Short exercise
The entries below should be given again exactly, minus their pictures.

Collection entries
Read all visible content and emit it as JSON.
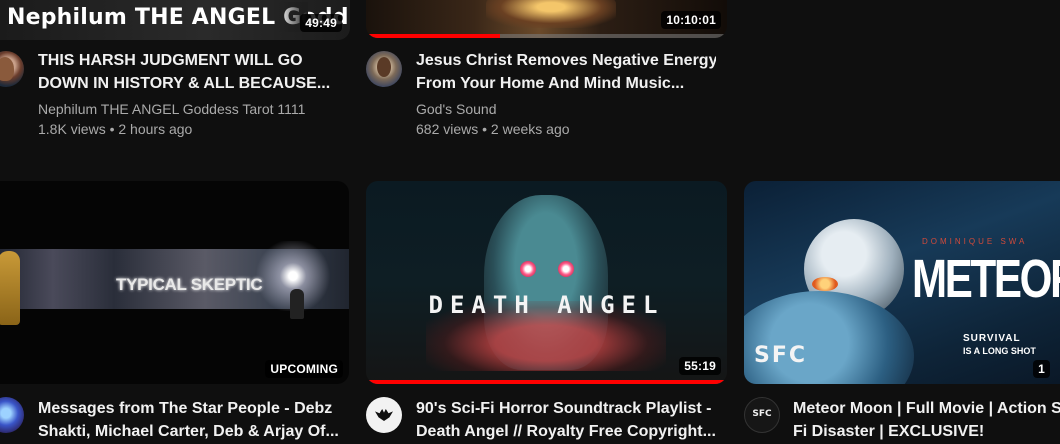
{
  "videos": [
    {
      "thumb_text": "Nephilum THE ANGEL Godd",
      "duration": "49:49",
      "title_line1": "THIS HARSH JUDGMENT WILL GO",
      "title_line2": "DOWN IN HISTORY & ALL BECAUSE...",
      "channel": "Nephilum THE ANGEL Goddess Tarot 1111",
      "stats": "1.8K views • 2 hours ago"
    },
    {
      "duration": "10:10:01",
      "watch_progress": 0.37,
      "title_line1": "Jesus Christ Removes Negative Energy",
      "title_line2": "From Your Home And Mind Music...",
      "channel": "God's Sound",
      "stats": "682 views • 2 weeks ago"
    },
    {
      "thumb_text": "TYPICAL SKEPTIC",
      "badge": "UPCOMING",
      "title_line1": "Messages from The Star People - Debz",
      "title_line2": "Shakti, Michael Carter, Deb & Arjay Of..."
    },
    {
      "thumb_text": "DEATH ANGEL",
      "duration": "55:19",
      "watch_progress": 1.0,
      "title_line1": "90's Sci-Fi Horror Soundtrack Playlist -",
      "title_line2": "Death Angel // Royalty Free Copyright..."
    },
    {
      "thumb_top_text": "DOMINIQUE SWA",
      "thumb_text": "METEOR MO",
      "thumb_logo": "SFC",
      "thumb_tag_1": "SURVIVAL",
      "thumb_tag_2": "IS A LONG SHOT",
      "duration": "1",
      "avatar_text": "SFC",
      "title_line1": "Meteor Moon | Full Movie | Action Sc",
      "title_line2": "Fi Disaster | EXCLUSIVE!"
    }
  ],
  "colors": {
    "background": "#0f0f0f",
    "progress": "#ff0000",
    "secondary_text": "#aaaaaa"
  }
}
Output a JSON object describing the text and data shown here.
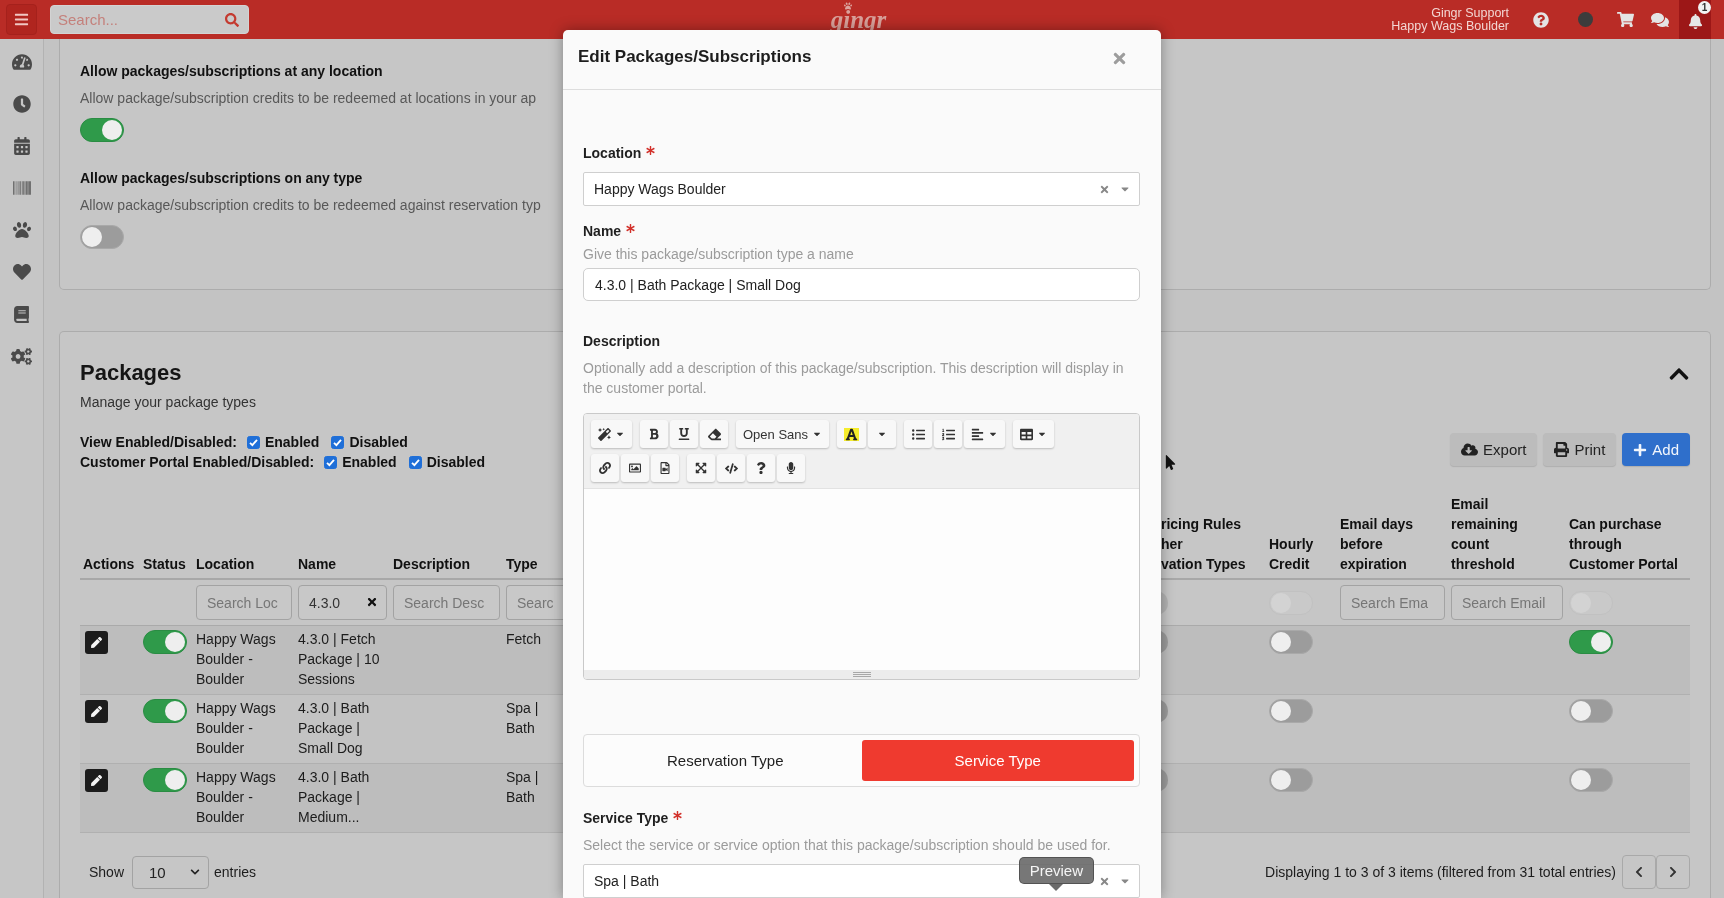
{
  "top_bar": {
    "search": {
      "placeholder": "Search..."
    },
    "logo": "gingr",
    "user_name": "Gingr Support",
    "user_location": "Happy Wags Boulder",
    "notification_count": "1"
  },
  "settings": [
    {
      "title": "Allow packages/subscriptions at any location",
      "description": "Allow package/subscription credits to be redeemed at locations in your ap",
      "on": true
    },
    {
      "title": "Allow packages/subscriptions on any type",
      "description": "Allow package/subscription credits to be redeemed against reservation typ",
      "on": false
    }
  ],
  "packages": {
    "title": "Packages",
    "subtitle": "Manage your package types",
    "expanded": true,
    "view_filters": [
      {
        "label": "View Enabled/Disabled:",
        "options": [
          {
            "label": "Enabled",
            "checked": true
          },
          {
            "label": "Disabled",
            "checked": true
          }
        ]
      },
      {
        "label": "Customer Portal Enabled/Disabled:",
        "options": [
          {
            "label": "Enabled",
            "checked": true
          },
          {
            "label": "Disabled",
            "checked": true
          }
        ]
      }
    ],
    "actions": [
      {
        "kind": "export",
        "label": "Export"
      },
      {
        "kind": "print",
        "label": "Print"
      },
      {
        "kind": "add",
        "label": "Add"
      }
    ],
    "table": {
      "columns": [
        {
          "kind": "actions",
          "label": "Actions"
        },
        {
          "kind": "switch",
          "label": "Status"
        },
        {
          "kind": "text",
          "label": "Location",
          "filter": {
            "kind": "input",
            "placeholder": "Search Loc"
          }
        },
        {
          "kind": "text",
          "label": "Name",
          "filter": {
            "kind": "input",
            "value": "4.3.0",
            "clearable": true
          }
        },
        {
          "kind": "text",
          "label": "Description",
          "filter": {
            "kind": "input",
            "placeholder": "Search Desc"
          }
        },
        {
          "kind": "text",
          "label": "Type",
          "filter": {
            "kind": "input",
            "placeholder": "Searc"
          }
        },
        {
          "kind": "partial",
          "label": "ricing Rules\nher\nvation Types",
          "filter": {
            "kind": "switch",
            "on": false,
            "disabled": true
          }
        },
        {
          "kind": "switch",
          "label": "Hourly Credit",
          "filter": {
            "kind": "switch",
            "on": false,
            "disabled": true
          }
        },
        {
          "kind": "text",
          "label": "Email days before expiration",
          "filter": {
            "kind": "input",
            "placeholder": "Search Ema"
          }
        },
        {
          "kind": "text",
          "label": "Email remaining count threshold",
          "filter": {
            "kind": "input",
            "placeholder": "Search Email"
          }
        },
        {
          "kind": "switch",
          "label": "Can purchase through Customer Portal",
          "filter": {
            "kind": "switch",
            "on": false,
            "disabled": true
          }
        }
      ],
      "rows": [
        {
          "status": true,
          "location": "Happy Wags Boulder - Boulder",
          "name": "4.3.0 | Fetch Package | 10 Sessions",
          "type": "Fetch",
          "partial_on": false,
          "hourly_credit": false,
          "portal_purchase": true
        },
        {
          "status": true,
          "location": "Happy Wags Boulder - Boulder",
          "name": "4.3.0 | Bath Package | Small Dog",
          "type": "Spa | Bath",
          "partial_on": false,
          "hourly_credit": false,
          "portal_purchase": false
        },
        {
          "status": true,
          "location": "Happy Wags Boulder - Boulder",
          "name": "4.3.0 | Bath Package | Medium...",
          "type": "Spa | Bath",
          "partial_on": false,
          "hourly_credit": false,
          "portal_purchase": false
        }
      ]
    },
    "footer": {
      "show_label": "Show",
      "page_size": "10",
      "entries_label": "entries",
      "info": "Displaying 1 to 3 of 3 items (filtered from 31 total entries)"
    }
  },
  "dialog": {
    "title": "Edit Packages/Subscriptions",
    "fields": [
      {
        "kind": "select",
        "label": "Location",
        "required": true,
        "value": "Happy Wags Boulder",
        "clearable": true
      },
      {
        "kind": "input",
        "label": "Name",
        "required": true,
        "hint": "Give this package/subscription type a name",
        "value": "4.3.0 | Bath Package | Small Dog"
      },
      {
        "kind": "editor",
        "label": "Description",
        "required": false,
        "hint": "Optionally add a description of this package/subscription. This description will display in the customer portal.",
        "font": "Open Sans"
      },
      {
        "kind": "segmented",
        "options": [
          {
            "label": "Reservation Type",
            "selected": false
          },
          {
            "label": "Service Type",
            "selected": true
          }
        ]
      },
      {
        "kind": "select",
        "label": "Service Type",
        "required": true,
        "hint": "Select the service or service option that this package/subscription should be used for.",
        "value": "Spa | Bath",
        "clearable": true,
        "tooltip": "Preview"
      }
    ]
  }
}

Solution to this exercise
Read all visible content and emit it as JSON.
{
  "videos": [
    {
      "thumb_text": "Nephilum THE ANGEL Godd",
      "duration": "49:49",
      "title_line1": "THIS HARSH JUDGMENT WILL GO",
      "title_line2": "DOWN IN HISTORY & ALL BECAUSE...",
      "channel": "Nephilum THE ANGEL Goddess Tarot 1111",
      "stats": "1.8K views • 2 hours ago"
    },
    {
      "duration": "10:10:01",
      "watch_progress": 0.37,
      "title_line1": "Jesus Christ Removes Negative Energy",
      "title_line2": "From Your Home And Mind Music...",
      "channel": "God's Sound",
      "stats": "682 views • 2 weeks ago"
    },
    {
      "thumb_text": "TYPICAL SKEPTIC",
      "badge": "UPCOMING",
      "title_line1": "Messages from The Star People - Debz",
      "title_line2": "Shakti, Michael Carter, Deb & Arjay Of..."
    },
    {
      "thumb_text": "DEATH ANGEL",
      "duration": "55:19",
      "watch_progress": 1.0,
      "title_line1": "90's Sci-Fi Horror Soundtrack Playlist -",
      "title_line2": "Death Angel // Royalty Free Copyright..."
    },
    {
      "thumb_top_text": "DOMINIQUE SWA",
      "thumb_text": "METEOR MO",
      "thumb_logo": "SFC",
      "thumb_tag_1": "SURVIVAL",
      "thumb_tag_2": "IS A LONG SHOT",
      "duration": "1",
      "avatar_text": "SFC",
      "title_line1": "Meteor Moon | Full Movie | Action Sc",
      "title_line2": "Fi Disaster | EXCLUSIVE!"
    }
  ],
  "colors": {
    "background": "#0f0f0f",
    "progress": "#ff0000",
    "secondary_text": "#aaaaaa"
  }
}
Output a JSON object describing the text and data shown here.
{
  "top_bar": {
    "search": {
      "placeholder": "Search..."
    },
    "logo": "gingr",
    "user_name": "Gingr Support",
    "user_location": "Happy Wags Boulder",
    "notification_count": "1"
  },
  "settings": [
    {
      "title": "Allow packages/subscriptions at any location",
      "description": "Allow package/subscription credits to be redeemed at locations in your ap",
      "on": true
    },
    {
      "title": "Allow packages/subscriptions on any type",
      "description": "Allow package/subscription credits to be redeemed against reservation typ",
      "on": false
    }
  ],
  "packages": {
    "title": "Packages",
    "subtitle": "Manage your package types",
    "expanded": true,
    "view_filters": [
      {
        "label": "View Enabled/Disabled:",
        "options": [
          {
            "label": "Enabled",
            "checked": true
          },
          {
            "label": "Disabled",
            "checked": true
          }
        ]
      },
      {
        "label": "Customer Portal Enabled/Disabled:",
        "options": [
          {
            "label": "Enabled",
            "checked": true
          },
          {
            "label": "Disabled",
            "checked": true
          }
        ]
      }
    ],
    "actions": [
      {
        "kind": "export",
        "label": "Export"
      },
      {
        "kind": "print",
        "label": "Print"
      },
      {
        "kind": "add",
        "label": "Add"
      }
    ],
    "table": {
      "columns": [
        {
          "kind": "actions",
          "label": "Actions"
        },
        {
          "kind": "switch",
          "label": "Status"
        },
        {
          "kind": "text",
          "label": "Location",
          "filter": {
            "kind": "input",
            "placeholder": "Search Loc"
          }
        },
        {
          "kind": "text",
          "label": "Name",
          "filter": {
            "kind": "input",
            "value": "4.3.0",
            "clearable": true
          }
        },
        {
          "kind": "text",
          "label": "Description",
          "filter": {
            "kind": "input",
            "placeholder": "Search Desc"
          }
        },
        {
          "kind": "text",
          "label": "Type",
          "filter": {
            "kind": "input",
            "placeholder": "Searc"
          }
        },
        {
          "kind": "partial",
          "label": "ricing Rules\nher\nvation Types",
          "filter": {
            "kind": "switch",
            "on": false,
            "disabled": true
          }
        },
        {
          "kind": "switch",
          "label": "Hourly Credit",
          "filter": {
            "kind": "switch",
            "on": false,
            "disabled": true
          }
        },
        {
          "kind": "text",
          "label": "Email days before expiration",
          "filter": {
            "kind": "input",
            "placeholder": "Search Ema"
          }
        },
        {
          "kind": "text",
          "label": "Email remaining count threshold",
          "filter": {
            "kind": "input",
            "placeholder": "Search Email"
          }
        },
        {
          "kind": "switch",
          "label": "Can purchase through Customer Portal",
          "filter": {
            "kind": "switch",
            "on": false,
            "disabled": true
          }
        }
      ],
      "rows": [
        {
          "status": true,
          "location": "Happy Wags Boulder - Boulder",
          "name": "4.3.0 | Fetch Package | 10 Sessions",
          "type": "Fetch",
          "partial_on": false,
          "hourly_credit": false,
          "portal_purchase": true
        },
        {
          "status": true,
          "location": "Happy Wags Boulder - Boulder",
          "name": "4.3.0 | Bath Package | Small Dog",
          "type": "Spa | Bath",
          "partial_on": false,
          "hourly_credit": false,
          "portal_purchase": false
        },
        {
          "status": true,
          "location": "Happy Wags Boulder - Boulder",
          "name": "4.3.0 | Bath Package | Medium...",
          "type": "Spa | Bath",
          "partial_on": false,
          "hourly_credit": false,
          "portal_purchase": false
        }
      ]
    },
    "footer": {
      "show_label": "Show",
      "page_size": "10",
      "entries_label": "entries",
      "info": "Displaying 1 to 3 of 3 items (filtered from 31 total entries)"
    }
  },
  "dialog": {
    "title": "Edit Packages/Subscriptions",
    "fields": [
      {
        "kind": "select",
        "label": "Location",
        "required": true,
        "value": "Happy Wags Boulder",
        "clearable": true
      },
      {
        "kind": "input",
        "label": "Name",
        "required": true,
        "hint": "Give this package/subscription type a name",
        "value": "4.3.0 | Bath Package | Small Dog"
      },
      {
        "kind": "editor",
        "label": "Description",
        "required": false,
        "hint": "Optionally add a description of this package/subscription. This description will display in the customer portal.",
        "font": "Open Sans"
      },
      {
        "kind": "segmented",
        "options": [
          {
            "label": "Reservation Type",
            "selected": false
          },
          {
            "label": "Service Type",
            "selected": true
          }
        ]
      },
      {
        "kind": "select",
        "label": "Service Type",
        "required": true,
        "hint": "Select the service or service option that this package/subscription should be used for.",
        "value": "Spa | Bath",
        "clearable": true,
        "tooltip": "Preview"
      }
    ]
  }
}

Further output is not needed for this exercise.